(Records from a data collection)
◇ ◇ ◇ ◇ ◇ ◇ ◇

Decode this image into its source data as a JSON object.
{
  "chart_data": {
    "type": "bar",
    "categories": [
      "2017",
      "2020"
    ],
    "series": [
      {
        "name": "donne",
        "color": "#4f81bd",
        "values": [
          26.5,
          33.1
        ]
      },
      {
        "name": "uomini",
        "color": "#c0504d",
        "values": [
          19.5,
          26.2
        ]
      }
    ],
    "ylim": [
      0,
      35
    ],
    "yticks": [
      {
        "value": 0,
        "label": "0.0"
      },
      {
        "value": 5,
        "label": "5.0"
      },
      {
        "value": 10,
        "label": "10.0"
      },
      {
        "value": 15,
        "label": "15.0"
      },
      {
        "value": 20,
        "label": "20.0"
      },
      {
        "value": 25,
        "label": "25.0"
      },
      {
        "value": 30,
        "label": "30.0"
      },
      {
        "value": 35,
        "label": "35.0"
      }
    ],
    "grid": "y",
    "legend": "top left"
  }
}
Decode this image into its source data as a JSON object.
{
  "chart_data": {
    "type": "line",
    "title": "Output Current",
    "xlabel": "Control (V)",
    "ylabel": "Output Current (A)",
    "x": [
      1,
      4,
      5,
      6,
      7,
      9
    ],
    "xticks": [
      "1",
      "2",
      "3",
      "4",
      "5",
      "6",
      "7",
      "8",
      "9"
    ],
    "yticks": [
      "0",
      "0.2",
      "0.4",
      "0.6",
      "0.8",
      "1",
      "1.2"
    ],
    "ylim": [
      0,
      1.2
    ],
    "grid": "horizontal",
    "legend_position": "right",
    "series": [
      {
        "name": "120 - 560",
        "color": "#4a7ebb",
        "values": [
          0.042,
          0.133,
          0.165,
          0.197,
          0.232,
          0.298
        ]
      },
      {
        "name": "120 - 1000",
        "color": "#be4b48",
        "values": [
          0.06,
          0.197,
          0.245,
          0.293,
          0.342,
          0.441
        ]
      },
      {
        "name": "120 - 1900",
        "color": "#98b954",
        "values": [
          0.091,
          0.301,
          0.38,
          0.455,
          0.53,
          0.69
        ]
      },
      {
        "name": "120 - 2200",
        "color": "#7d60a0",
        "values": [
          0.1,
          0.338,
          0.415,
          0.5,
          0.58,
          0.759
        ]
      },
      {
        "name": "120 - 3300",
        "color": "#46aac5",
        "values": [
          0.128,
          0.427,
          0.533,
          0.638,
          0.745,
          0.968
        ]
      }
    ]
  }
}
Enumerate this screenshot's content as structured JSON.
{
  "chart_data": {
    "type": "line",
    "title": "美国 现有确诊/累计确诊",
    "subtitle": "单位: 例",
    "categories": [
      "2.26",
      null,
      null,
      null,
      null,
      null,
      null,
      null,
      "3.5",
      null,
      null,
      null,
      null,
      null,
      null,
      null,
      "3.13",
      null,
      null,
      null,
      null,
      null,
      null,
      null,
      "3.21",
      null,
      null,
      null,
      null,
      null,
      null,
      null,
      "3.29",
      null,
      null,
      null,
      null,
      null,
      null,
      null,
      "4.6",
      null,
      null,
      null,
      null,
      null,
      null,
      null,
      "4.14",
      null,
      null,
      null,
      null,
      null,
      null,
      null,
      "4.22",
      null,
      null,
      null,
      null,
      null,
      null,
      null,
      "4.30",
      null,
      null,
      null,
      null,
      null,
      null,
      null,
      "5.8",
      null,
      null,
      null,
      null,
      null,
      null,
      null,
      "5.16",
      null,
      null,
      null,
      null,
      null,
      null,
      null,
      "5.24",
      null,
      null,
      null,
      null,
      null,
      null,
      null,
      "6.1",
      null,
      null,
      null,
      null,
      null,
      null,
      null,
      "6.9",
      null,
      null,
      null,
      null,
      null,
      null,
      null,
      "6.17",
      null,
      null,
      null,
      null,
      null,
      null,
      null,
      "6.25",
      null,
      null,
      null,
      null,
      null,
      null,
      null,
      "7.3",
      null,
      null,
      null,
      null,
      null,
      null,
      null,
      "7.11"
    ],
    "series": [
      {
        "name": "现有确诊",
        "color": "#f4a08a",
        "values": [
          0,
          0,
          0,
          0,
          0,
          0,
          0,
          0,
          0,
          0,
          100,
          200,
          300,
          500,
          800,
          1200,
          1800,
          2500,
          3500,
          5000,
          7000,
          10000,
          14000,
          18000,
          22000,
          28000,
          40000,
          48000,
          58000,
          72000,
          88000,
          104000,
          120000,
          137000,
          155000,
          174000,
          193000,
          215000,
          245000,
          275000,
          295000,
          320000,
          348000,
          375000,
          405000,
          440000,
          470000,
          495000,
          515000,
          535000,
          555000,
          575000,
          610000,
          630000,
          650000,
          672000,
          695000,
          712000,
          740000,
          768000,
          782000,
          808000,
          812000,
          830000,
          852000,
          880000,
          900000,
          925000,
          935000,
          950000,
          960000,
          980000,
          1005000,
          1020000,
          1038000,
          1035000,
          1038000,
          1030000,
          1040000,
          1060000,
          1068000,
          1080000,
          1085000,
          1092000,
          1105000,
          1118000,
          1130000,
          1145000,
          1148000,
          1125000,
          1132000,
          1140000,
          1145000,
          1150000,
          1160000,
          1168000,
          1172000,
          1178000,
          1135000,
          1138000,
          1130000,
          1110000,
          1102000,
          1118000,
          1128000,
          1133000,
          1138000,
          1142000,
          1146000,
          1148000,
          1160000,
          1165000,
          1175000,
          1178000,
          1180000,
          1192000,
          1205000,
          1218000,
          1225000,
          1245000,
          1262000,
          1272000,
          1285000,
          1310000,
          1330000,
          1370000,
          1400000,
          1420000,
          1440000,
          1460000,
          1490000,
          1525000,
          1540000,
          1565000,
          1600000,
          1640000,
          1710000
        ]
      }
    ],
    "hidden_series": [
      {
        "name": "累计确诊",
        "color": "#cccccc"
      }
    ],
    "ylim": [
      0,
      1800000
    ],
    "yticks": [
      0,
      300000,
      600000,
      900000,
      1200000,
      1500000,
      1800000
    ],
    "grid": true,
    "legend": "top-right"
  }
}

◇ ◇ ◇ ◇ ◇ ◇ ◇

• EXERCISE DETAILS:
Take the entries above and transcribe them in full.

• TASK SOLUTION:
Decode this image into its source data as a JSON object.
{
  "chart_data": {
    "type": "bar",
    "categories": [
      "2017",
      "2020"
    ],
    "series": [
      {
        "name": "donne",
        "color": "#4f81bd",
        "values": [
          26.5,
          33.1
        ]
      },
      {
        "name": "uomini",
        "color": "#c0504d",
        "values": [
          19.5,
          26.2
        ]
      }
    ],
    "ylim": [
      0,
      35
    ],
    "yticks": [
      {
        "value": 0,
        "label": "0.0"
      },
      {
        "value": 5,
        "label": "5.0"
      },
      {
        "value": 10,
        "label": "10.0"
      },
      {
        "value": 15,
        "label": "15.0"
      },
      {
        "value": 20,
        "label": "20.0"
      },
      {
        "value": 25,
        "label": "25.0"
      },
      {
        "value": 30,
        "label": "30.0"
      },
      {
        "value": 35,
        "label": "35.0"
      }
    ],
    "grid": "y",
    "legend": "top left"
  }
}
Decode this image into its source data as a JSON object.
{
  "chart_data": {
    "type": "line",
    "title": "Output Current",
    "xlabel": "Control (V)",
    "ylabel": "Output Current (A)",
    "x": [
      1,
      4,
      5,
      6,
      7,
      9
    ],
    "xticks": [
      "1",
      "2",
      "3",
      "4",
      "5",
      "6",
      "7",
      "8",
      "9"
    ],
    "yticks": [
      "0",
      "0.2",
      "0.4",
      "0.6",
      "0.8",
      "1",
      "1.2"
    ],
    "ylim": [
      0,
      1.2
    ],
    "grid": "horizontal",
    "legend_position": "right",
    "series": [
      {
        "name": "120 - 560",
        "color": "#4a7ebb",
        "values": [
          0.042,
          0.133,
          0.165,
          0.197,
          0.232,
          0.298
        ]
      },
      {
        "name": "120 - 1000",
        "color": "#be4b48",
        "values": [
          0.06,
          0.197,
          0.245,
          0.293,
          0.342,
          0.441
        ]
      },
      {
        "name": "120 - 1900",
        "color": "#98b954",
        "values": [
          0.091,
          0.301,
          0.38,
          0.455,
          0.53,
          0.69
        ]
      },
      {
        "name": "120 - 2200",
        "color": "#7d60a0",
        "values": [
          0.1,
          0.338,
          0.415,
          0.5,
          0.58,
          0.759
        ]
      },
      {
        "name": "120 - 3300",
        "color": "#46aac5",
        "values": [
          0.128,
          0.427,
          0.533,
          0.638,
          0.745,
          0.968
        ]
      }
    ]
  }
}
Enumerate this screenshot's content as structured JSON.
{
  "chart_data": {
    "type": "line",
    "title": "美国 现有确诊/累计确诊",
    "subtitle": "单位: 例",
    "categories": [
      "2.26",
      null,
      null,
      null,
      null,
      null,
      null,
      null,
      "3.5",
      null,
      null,
      null,
      null,
      null,
      null,
      null,
      "3.13",
      null,
      null,
      null,
      null,
      null,
      null,
      null,
      "3.21",
      null,
      null,
      null,
      null,
      null,
      null,
      null,
      "3.29",
      null,
      null,
      null,
      null,
      null,
      null,
      null,
      "4.6",
      null,
      null,
      null,
      null,
      null,
      null,
      null,
      "4.14",
      null,
      null,
      null,
      null,
      null,
      null,
      null,
      "4.22",
      null,
      null,
      null,
      null,
      null,
      null,
      null,
      "4.30",
      null,
      null,
      null,
      null,
      null,
      null,
      null,
      "5.8",
      null,
      null,
      null,
      null,
      null,
      null,
      null,
      "5.16",
      null,
      null,
      null,
      null,
      null,
      null,
      null,
      "5.24",
      null,
      null,
      null,
      null,
      null,
      null,
      null,
      "6.1",
      null,
      null,
      null,
      null,
      null,
      null,
      null,
      "6.9",
      null,
      null,
      null,
      null,
      null,
      null,
      null,
      "6.17",
      null,
      null,
      null,
      null,
      null,
      null,
      null,
      "6.25",
      null,
      null,
      null,
      null,
      null,
      null,
      null,
      "7.3",
      null,
      null,
      null,
      null,
      null,
      null,
      null,
      "7.11"
    ],
    "series": [
      {
        "name": "现有确诊",
        "color": "#f4a08a",
        "values": [
          0,
          0,
          0,
          0,
          0,
          0,
          0,
          0,
          0,
          0,
          100,
          200,
          300,
          500,
          800,
          1200,
          1800,
          2500,
          3500,
          5000,
          7000,
          10000,
          14000,
          18000,
          22000,
          28000,
          40000,
          48000,
          58000,
          72000,
          88000,
          104000,
          120000,
          137000,
          155000,
          174000,
          193000,
          215000,
          245000,
          275000,
          295000,
          320000,
          348000,
          375000,
          405000,
          440000,
          470000,
          495000,
          515000,
          535000,
          555000,
          575000,
          610000,
          630000,
          650000,
          672000,
          695000,
          712000,
          740000,
          768000,
          782000,
          808000,
          812000,
          830000,
          852000,
          880000,
          900000,
          925000,
          935000,
          950000,
          960000,
          980000,
          1005000,
          1020000,
          1038000,
          1035000,
          1038000,
          1030000,
          1040000,
          1060000,
          1068000,
          1080000,
          1085000,
          1092000,
          1105000,
          1118000,
          1130000,
          1145000,
          1148000,
          1125000,
          1132000,
          1140000,
          1145000,
          1150000,
          1160000,
          1168000,
          1172000,
          1178000,
          1135000,
          1138000,
          1130000,
          1110000,
          1102000,
          1118000,
          1128000,
          1133000,
          1138000,
          1142000,
          1146000,
          1148000,
          1160000,
          1165000,
          1175000,
          1178000,
          1180000,
          1192000,
          1205000,
          1218000,
          1225000,
          1245000,
          1262000,
          1272000,
          1285000,
          1310000,
          1330000,
          1370000,
          1400000,
          1420000,
          1440000,
          1460000,
          1490000,
          1525000,
          1540000,
          1565000,
          1600000,
          1640000,
          1710000
        ]
      }
    ],
    "hidden_series": [
      {
        "name": "累计确诊",
        "color": "#cccccc"
      }
    ],
    "ylim": [
      0,
      1800000
    ],
    "yticks": [
      0,
      300000,
      600000,
      900000,
      1200000,
      1500000,
      1800000
    ],
    "grid": true,
    "legend": "top-right"
  }
}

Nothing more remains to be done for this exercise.